**RAW RECORDS:**
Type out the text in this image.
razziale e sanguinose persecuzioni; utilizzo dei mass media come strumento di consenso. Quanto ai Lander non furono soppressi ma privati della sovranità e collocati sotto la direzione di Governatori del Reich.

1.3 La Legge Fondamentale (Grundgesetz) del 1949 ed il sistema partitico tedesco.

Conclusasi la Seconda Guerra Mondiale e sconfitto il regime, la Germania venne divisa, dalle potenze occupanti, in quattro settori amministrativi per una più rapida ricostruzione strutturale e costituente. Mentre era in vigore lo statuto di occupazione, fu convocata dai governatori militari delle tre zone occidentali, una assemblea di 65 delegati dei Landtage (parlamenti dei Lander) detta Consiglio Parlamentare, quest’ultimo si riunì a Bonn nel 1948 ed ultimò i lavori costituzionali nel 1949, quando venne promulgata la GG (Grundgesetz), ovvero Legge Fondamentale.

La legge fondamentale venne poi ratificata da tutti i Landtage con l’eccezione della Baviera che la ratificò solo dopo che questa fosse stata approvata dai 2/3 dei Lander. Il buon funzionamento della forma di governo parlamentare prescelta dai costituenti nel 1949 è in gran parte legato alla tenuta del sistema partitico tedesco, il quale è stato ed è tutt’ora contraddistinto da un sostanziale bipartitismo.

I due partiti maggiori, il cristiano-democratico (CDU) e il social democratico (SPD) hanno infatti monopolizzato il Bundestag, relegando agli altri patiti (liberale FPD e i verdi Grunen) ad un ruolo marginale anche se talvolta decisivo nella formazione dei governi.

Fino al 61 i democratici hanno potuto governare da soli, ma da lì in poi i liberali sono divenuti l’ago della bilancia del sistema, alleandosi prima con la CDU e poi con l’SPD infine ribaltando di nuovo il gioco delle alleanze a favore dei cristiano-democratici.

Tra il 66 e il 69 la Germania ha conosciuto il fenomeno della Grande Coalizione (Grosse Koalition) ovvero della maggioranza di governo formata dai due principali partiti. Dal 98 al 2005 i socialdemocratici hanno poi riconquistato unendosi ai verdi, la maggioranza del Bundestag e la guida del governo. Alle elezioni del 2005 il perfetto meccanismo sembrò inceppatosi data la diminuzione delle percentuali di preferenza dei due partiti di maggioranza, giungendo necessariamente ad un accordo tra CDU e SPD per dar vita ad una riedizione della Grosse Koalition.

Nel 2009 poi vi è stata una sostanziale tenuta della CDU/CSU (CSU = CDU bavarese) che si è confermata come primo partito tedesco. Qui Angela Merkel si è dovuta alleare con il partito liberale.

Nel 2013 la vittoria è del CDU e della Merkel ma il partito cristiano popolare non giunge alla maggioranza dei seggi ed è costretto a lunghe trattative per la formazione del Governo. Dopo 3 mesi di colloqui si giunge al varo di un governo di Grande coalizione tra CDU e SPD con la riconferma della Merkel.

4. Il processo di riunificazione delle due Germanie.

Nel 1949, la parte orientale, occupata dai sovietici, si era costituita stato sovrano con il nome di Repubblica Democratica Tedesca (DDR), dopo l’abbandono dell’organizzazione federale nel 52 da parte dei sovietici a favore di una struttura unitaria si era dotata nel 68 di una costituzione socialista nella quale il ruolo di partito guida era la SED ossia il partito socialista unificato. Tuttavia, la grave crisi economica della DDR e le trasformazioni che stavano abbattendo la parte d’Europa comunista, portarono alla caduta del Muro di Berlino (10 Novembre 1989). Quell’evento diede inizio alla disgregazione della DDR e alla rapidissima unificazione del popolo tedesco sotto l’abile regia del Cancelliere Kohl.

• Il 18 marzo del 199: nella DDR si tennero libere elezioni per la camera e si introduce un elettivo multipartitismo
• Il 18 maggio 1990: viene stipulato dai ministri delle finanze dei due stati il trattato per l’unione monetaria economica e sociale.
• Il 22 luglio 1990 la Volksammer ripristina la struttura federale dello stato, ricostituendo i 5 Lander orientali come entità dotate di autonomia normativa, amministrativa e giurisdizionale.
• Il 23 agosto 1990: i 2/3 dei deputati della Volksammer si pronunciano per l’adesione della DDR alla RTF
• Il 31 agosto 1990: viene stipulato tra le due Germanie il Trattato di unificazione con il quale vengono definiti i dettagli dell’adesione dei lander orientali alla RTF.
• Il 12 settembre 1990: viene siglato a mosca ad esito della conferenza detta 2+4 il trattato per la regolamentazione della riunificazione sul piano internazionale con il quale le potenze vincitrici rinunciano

**TASK:** Select the lines from the entries that include the word "Germanie".

**RESPONSE TO THE TASK:**
4. Il processo di riunificazione delle due Germanie.
• Il 31 agosto 1990: viene stipulato tra le due Germanie il Trattato di unificazione con il quale vengono definiti i dettagli dell’adesione dei lander orientali alla RTF.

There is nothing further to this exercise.